# [What you will do]
Take the listing and print it in full, exactly as given.

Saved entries

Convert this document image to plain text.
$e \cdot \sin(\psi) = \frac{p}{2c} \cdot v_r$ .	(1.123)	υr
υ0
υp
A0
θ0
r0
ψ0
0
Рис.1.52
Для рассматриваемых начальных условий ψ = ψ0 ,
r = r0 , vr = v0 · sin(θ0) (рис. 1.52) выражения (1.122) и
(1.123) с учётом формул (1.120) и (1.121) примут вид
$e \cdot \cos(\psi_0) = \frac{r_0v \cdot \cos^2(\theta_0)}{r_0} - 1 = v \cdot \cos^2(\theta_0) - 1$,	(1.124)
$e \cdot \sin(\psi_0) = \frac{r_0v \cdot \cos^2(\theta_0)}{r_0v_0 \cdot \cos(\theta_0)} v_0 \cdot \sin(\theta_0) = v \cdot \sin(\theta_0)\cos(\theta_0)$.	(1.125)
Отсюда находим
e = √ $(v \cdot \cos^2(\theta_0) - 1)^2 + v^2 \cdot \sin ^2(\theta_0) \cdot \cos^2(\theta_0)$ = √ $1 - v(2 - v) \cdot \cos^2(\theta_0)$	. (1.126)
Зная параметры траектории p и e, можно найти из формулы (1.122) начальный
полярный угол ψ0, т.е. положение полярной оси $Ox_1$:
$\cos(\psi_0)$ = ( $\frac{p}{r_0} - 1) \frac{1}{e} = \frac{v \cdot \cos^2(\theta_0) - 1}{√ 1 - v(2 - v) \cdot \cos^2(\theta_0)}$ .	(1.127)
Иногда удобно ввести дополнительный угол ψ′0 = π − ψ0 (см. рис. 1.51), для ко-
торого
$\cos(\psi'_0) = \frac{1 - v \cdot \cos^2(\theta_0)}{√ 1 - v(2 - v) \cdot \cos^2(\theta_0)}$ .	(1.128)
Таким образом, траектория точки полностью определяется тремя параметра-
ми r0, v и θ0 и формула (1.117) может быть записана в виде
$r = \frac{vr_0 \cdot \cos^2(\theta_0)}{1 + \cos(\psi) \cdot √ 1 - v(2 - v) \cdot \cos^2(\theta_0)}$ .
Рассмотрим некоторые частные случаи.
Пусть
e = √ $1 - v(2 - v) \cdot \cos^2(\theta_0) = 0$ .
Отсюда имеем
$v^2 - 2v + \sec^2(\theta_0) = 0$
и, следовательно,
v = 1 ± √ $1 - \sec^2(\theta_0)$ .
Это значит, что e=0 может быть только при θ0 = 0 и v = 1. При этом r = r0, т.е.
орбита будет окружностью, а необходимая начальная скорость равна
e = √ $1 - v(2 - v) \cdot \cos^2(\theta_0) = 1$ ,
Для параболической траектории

# [The result]
Convert this document image to plain text.
$e \cdot \sin(\psi) = \frac{p}{2c} \cdot v_r$ .	(1.123)	υr
υ0
υp
A0
θ0
r0
ψ0
0
Рис.1.52
Для рассматриваемых начальных условий ψ = ψ0 ,
r = r0 , vr = v0 · sin(θ0) (рис. 1.52) выражения (1.122) и
(1.123) с учётом формул (1.120) и (1.121) примут вид
$e \cdot \cos(\psi_0) = \frac{r_0v \cdot \cos^2(\theta_0)}{r_0} - 1 = v \cdot \cos^2(\theta_0) - 1$,	(1.124)
$e \cdot \sin(\psi_0) = \frac{r_0v \cdot \cos^2(\theta_0)}{r_0v_0 \cdot \cos(\theta_0)} v_0 \cdot \sin(\theta_0) = v \cdot \sin(\theta_0)\cos(\theta_0)$.	(1.125)
Отсюда находим
e = √ $(v \cdot \cos^2(\theta_0) - 1)^2 + v^2 \cdot \sin ^2(\theta_0) \cdot \cos^2(\theta_0)$ = √ $1 - v(2 - v) \cdot \cos^2(\theta_0)$	. (1.126)
Зная параметры траектории p и e, можно найти из формулы (1.122) начальный
полярный угол ψ0, т.е. положение полярной оси $Ox_1$:
$\cos(\psi_0)$ = ( $\frac{p}{r_0} - 1) \frac{1}{e} = \frac{v \cdot \cos^2(\theta_0) - 1}{√ 1 - v(2 - v) \cdot \cos^2(\theta_0)}$ .	(1.127)
Иногда удобно ввести дополнительный угол ψ′0 = π − ψ0 (см. рис. 1.51), для ко-
торого
$\cos(\psi'_0) = \frac{1 - v \cdot \cos^2(\theta_0)}{√ 1 - v(2 - v) \cdot \cos^2(\theta_0)}$ .	(1.128)
Таким образом, траектория точки полностью определяется тремя параметра-
ми r0, v и θ0 и формула (1.117) может быть записана в виде
$r = \frac{vr_0 \cdot \cos^2(\theta_0)}{1 + \cos(\psi) \cdot √ 1 - v(2 - v) \cdot \cos^2(\theta_0)}$ .
Рассмотрим некоторые частные случаи.
Пусть
e = √ $1 - v(2 - v) \cdot \cos^2(\theta_0) = 0$ .
Отсюда имеем
$v^2 - 2v + \sec^2(\theta_0) = 0$
и, следовательно,
v = 1 ± √ $1 - \sec^2(\theta_0)$ .
Это значит, что e=0 может быть только при θ0 = 0 и v = 1. При этом r = r0, т.е.
орбита будет окружностью, а необходимая начальная скорость равна
e = √ $1 - v(2 - v) \cdot \cos^2(\theta_0) = 1$ ,
Для параболической траектории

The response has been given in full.